─── Records

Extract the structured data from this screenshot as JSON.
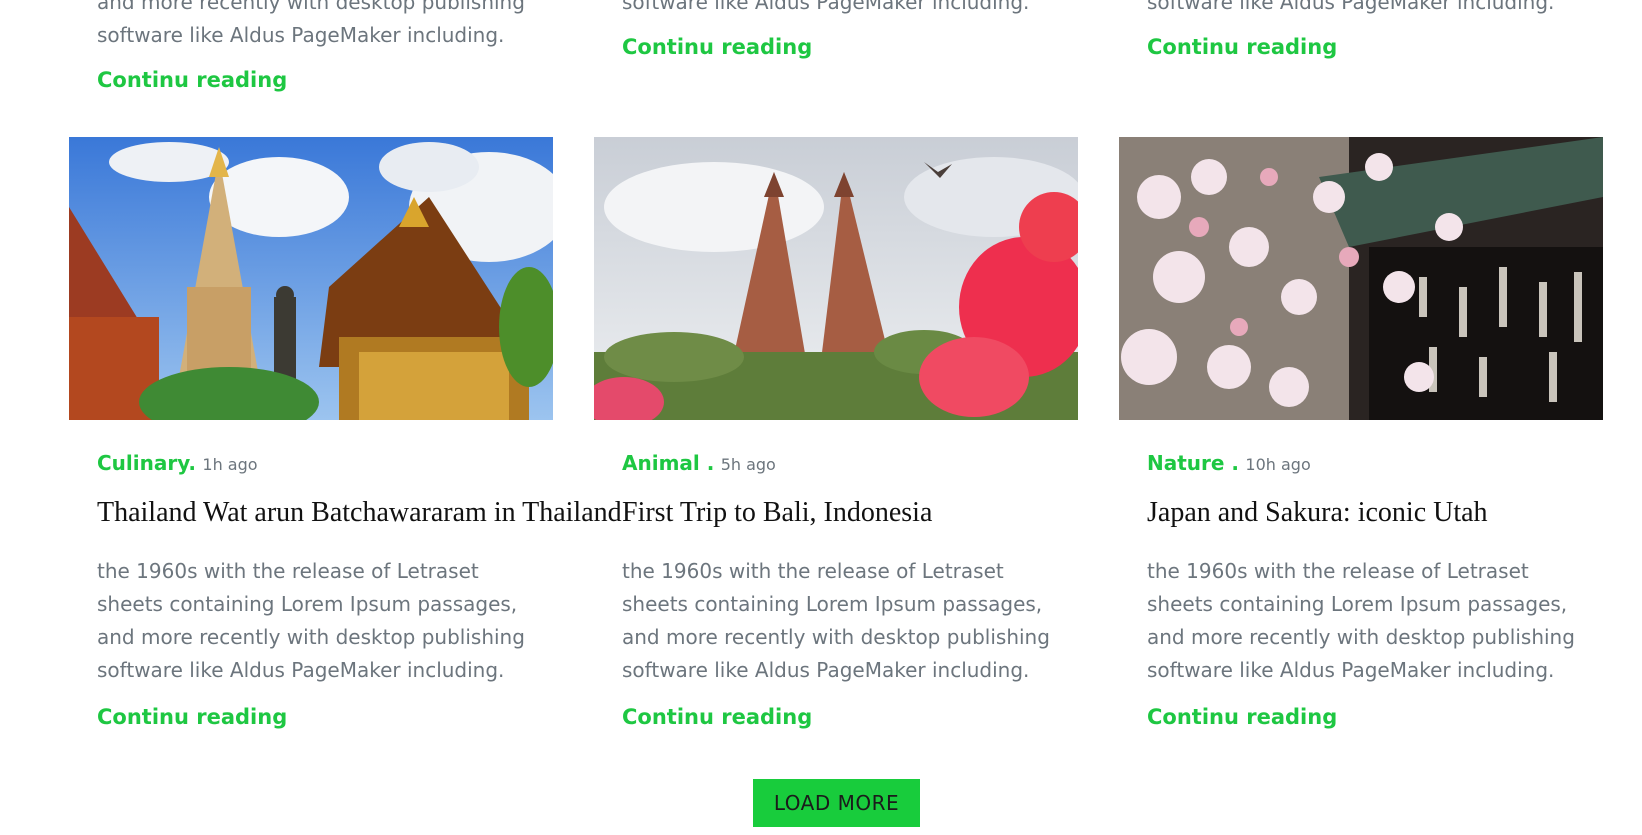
{
  "previous_row": [
    {
      "excerpt_lines": [
        "and more recently with desktop publishing",
        "software like Aldus PageMaker including."
      ],
      "link_label": "Continu reading"
    },
    {
      "excerpt_lines": [
        "software like Aldus PageMaker including."
      ],
      "link_label": "Continu reading"
    },
    {
      "excerpt_lines": [
        "software like Aldus PageMaker including."
      ],
      "link_label": "Continu reading"
    }
  ],
  "posts": [
    {
      "category": "Culinary.",
      "time": "1h ago",
      "title": "Thailand Wat arun Batchawararam in Thailand",
      "excerpt": "the 1960s with the release of Letraset sheets containing Lorem Ipsum passages, and more recently with desktop publishing software like Aldus PageMaker including.",
      "link_label": "Continu reading",
      "image": "thai-temple-photo"
    },
    {
      "category": "Animal .",
      "time": "5h ago",
      "title": "First Trip to Bali, Indonesia",
      "excerpt": "the 1960s with the release of Letraset sheets containing Lorem Ipsum passages, and more recently with desktop publishing software like Aldus PageMaker including.",
      "link_label": "Continu reading",
      "image": "bali-gate-photo"
    },
    {
      "category": "Nature .",
      "time": "10h ago",
      "title": "Japan and Sakura: iconic Utah",
      "excerpt": "the 1960s with the release of Letraset sheets containing Lorem Ipsum passages, and more recently with desktop publishing software like Aldus PageMaker including.",
      "link_label": "Continu reading",
      "image": "sakura-photo"
    }
  ],
  "load_more_label": "LOAD MORE",
  "colors": {
    "accent": "#1ec742",
    "button": "#18cc3c",
    "muted": "#6c757d"
  }
}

──────

> _To do_
Pull out the lines above in which the word "category" appears.

> _Answer to this task_
      "category": "Culinary.",
      "category": "Animal .",
      "category": "Nature .",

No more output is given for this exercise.